# Brief:
What is needed here is an exact copy of every entry.

# Stored records:

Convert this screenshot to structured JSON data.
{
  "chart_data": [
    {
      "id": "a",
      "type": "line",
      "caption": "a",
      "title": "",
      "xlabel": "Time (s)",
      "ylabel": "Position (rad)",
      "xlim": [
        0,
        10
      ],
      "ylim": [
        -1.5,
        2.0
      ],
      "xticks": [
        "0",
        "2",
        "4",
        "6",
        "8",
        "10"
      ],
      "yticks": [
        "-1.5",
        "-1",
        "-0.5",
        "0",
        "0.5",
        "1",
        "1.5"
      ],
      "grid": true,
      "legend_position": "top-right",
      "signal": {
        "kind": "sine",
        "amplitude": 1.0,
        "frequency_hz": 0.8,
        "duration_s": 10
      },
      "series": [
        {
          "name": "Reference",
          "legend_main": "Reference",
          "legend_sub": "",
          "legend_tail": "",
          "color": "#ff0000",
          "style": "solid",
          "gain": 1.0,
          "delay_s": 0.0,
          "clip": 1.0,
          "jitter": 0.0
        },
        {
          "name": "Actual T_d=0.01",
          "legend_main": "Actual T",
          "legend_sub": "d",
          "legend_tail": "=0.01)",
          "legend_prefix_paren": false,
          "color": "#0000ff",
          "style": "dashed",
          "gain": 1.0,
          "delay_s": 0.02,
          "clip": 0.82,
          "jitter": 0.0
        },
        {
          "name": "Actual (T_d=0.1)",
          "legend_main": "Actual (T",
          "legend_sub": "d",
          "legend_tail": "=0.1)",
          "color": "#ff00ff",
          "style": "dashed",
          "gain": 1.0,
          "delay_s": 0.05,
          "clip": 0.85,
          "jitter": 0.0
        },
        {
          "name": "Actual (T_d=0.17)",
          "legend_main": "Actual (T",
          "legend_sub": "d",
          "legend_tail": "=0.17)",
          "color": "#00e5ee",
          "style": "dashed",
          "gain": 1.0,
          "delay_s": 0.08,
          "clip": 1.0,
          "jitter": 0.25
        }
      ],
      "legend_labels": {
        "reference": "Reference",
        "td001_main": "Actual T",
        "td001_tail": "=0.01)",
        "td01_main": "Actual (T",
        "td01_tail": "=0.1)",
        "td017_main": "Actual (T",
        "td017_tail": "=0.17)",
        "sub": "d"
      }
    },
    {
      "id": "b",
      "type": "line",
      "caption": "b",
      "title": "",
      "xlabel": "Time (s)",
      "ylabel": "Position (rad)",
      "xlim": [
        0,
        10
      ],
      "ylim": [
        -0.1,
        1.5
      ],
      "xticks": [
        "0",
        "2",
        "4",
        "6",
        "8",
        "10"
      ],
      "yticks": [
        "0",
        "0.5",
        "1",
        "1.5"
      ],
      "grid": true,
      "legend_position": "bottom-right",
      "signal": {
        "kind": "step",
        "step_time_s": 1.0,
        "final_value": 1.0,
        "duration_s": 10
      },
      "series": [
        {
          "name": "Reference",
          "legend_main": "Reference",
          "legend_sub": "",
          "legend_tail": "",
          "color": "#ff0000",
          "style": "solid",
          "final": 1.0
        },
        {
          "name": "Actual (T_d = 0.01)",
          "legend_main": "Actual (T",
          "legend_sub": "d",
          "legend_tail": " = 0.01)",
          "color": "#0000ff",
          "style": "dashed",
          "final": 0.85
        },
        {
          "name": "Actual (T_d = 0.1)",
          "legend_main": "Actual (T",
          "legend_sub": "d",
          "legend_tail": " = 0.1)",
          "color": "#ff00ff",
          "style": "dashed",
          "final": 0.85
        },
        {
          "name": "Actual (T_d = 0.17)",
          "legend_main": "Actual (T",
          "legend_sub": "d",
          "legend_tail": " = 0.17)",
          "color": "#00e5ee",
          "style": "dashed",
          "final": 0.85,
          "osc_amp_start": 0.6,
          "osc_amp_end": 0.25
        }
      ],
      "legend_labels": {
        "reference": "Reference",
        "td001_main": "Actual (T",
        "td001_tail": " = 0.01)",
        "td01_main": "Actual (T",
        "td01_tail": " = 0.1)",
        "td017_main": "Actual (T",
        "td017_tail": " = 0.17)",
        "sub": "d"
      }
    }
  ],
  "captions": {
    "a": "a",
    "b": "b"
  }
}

# Result for this task:
Convert this screenshot to structured JSON data.
{
  "chart_data": [
    {
      "id": "a",
      "type": "line",
      "caption": "a",
      "title": "",
      "xlabel": "Time (s)",
      "ylabel": "Position (rad)",
      "xlim": [
        0,
        10
      ],
      "ylim": [
        -1.5,
        2.0
      ],
      "xticks": [
        "0",
        "2",
        "4",
        "6",
        "8",
        "10"
      ],
      "yticks": [
        "-1.5",
        "-1",
        "-0.5",
        "0",
        "0.5",
        "1",
        "1.5"
      ],
      "grid": true,
      "legend_position": "top-right",
      "signal": {
        "kind": "sine",
        "amplitude": 1.0,
        "frequency_hz": 0.8,
        "duration_s": 10
      },
      "series": [
        {
          "name": "Reference",
          "legend_main": "Reference",
          "legend_sub": "",
          "legend_tail": "",
          "color": "#ff0000",
          "style": "solid",
          "gain": 1.0,
          "delay_s": 0.0,
          "clip": 1.0,
          "jitter": 0.0
        },
        {
          "name": "Actual T_d=0.01",
          "legend_main": "Actual T",
          "legend_sub": "d",
          "legend_tail": "=0.01)",
          "legend_prefix_paren": false,
          "color": "#0000ff",
          "style": "dashed",
          "gain": 1.0,
          "delay_s": 0.02,
          "clip": 0.82,
          "jitter": 0.0
        },
        {
          "name": "Actual (T_d=0.1)",
          "legend_main": "Actual (T",
          "legend_sub": "d",
          "legend_tail": "=0.1)",
          "color": "#ff00ff",
          "style": "dashed",
          "gain": 1.0,
          "delay_s": 0.05,
          "clip": 0.85,
          "jitter": 0.0
        },
        {
          "name": "Actual (T_d=0.17)",
          "legend_main": "Actual (T",
          "legend_sub": "d",
          "legend_tail": "=0.17)",
          "color": "#00e5ee",
          "style": "dashed",
          "gain": 1.0,
          "delay_s": 0.08,
          "clip": 1.0,
          "jitter": 0.25
        }
      ],
      "legend_labels": {
        "reference": "Reference",
        "td001_main": "Actual T",
        "td001_tail": "=0.01)",
        "td01_main": "Actual (T",
        "td01_tail": "=0.1)",
        "td017_main": "Actual (T",
        "td017_tail": "=0.17)",
        "sub": "d"
      }
    },
    {
      "id": "b",
      "type": "line",
      "caption": "b",
      "title": "",
      "xlabel": "Time (s)",
      "ylabel": "Position (rad)",
      "xlim": [
        0,
        10
      ],
      "ylim": [
        -0.1,
        1.5
      ],
      "xticks": [
        "0",
        "2",
        "4",
        "6",
        "8",
        "10"
      ],
      "yticks": [
        "0",
        "0.5",
        "1",
        "1.5"
      ],
      "grid": true,
      "legend_position": "bottom-right",
      "signal": {
        "kind": "step",
        "step_time_s": 1.0,
        "final_value": 1.0,
        "duration_s": 10
      },
      "series": [
        {
          "name": "Reference",
          "legend_main": "Reference",
          "legend_sub": "",
          "legend_tail": "",
          "color": "#ff0000",
          "style": "solid",
          "final": 1.0
        },
        {
          "name": "Actual (T_d = 0.01)",
          "legend_main": "Actual (T",
          "legend_sub": "d",
          "legend_tail": " = 0.01)",
          "color": "#0000ff",
          "style": "dashed",
          "final": 0.85
        },
        {
          "name": "Actual (T_d = 0.1)",
          "legend_main": "Actual (T",
          "legend_sub": "d",
          "legend_tail": " = 0.1)",
          "color": "#ff00ff",
          "style": "dashed",
          "final": 0.85
        },
        {
          "name": "Actual (T_d = 0.17)",
          "legend_main": "Actual (T",
          "legend_sub": "d",
          "legend_tail": " = 0.17)",
          "color": "#00e5ee",
          "style": "dashed",
          "final": 0.85,
          "osc_amp_start": 0.6,
          "osc_amp_end": 0.25
        }
      ],
      "legend_labels": {
        "reference": "Reference",
        "td001_main": "Actual (T",
        "td001_tail": " = 0.01)",
        "td01_main": "Actual (T",
        "td01_tail": " = 0.1)",
        "td017_main": "Actual (T",
        "td017_tail": " = 0.17)",
        "sub": "d"
      }
    }
  ],
  "captions": {
    "a": "a",
    "b": "b"
  }
}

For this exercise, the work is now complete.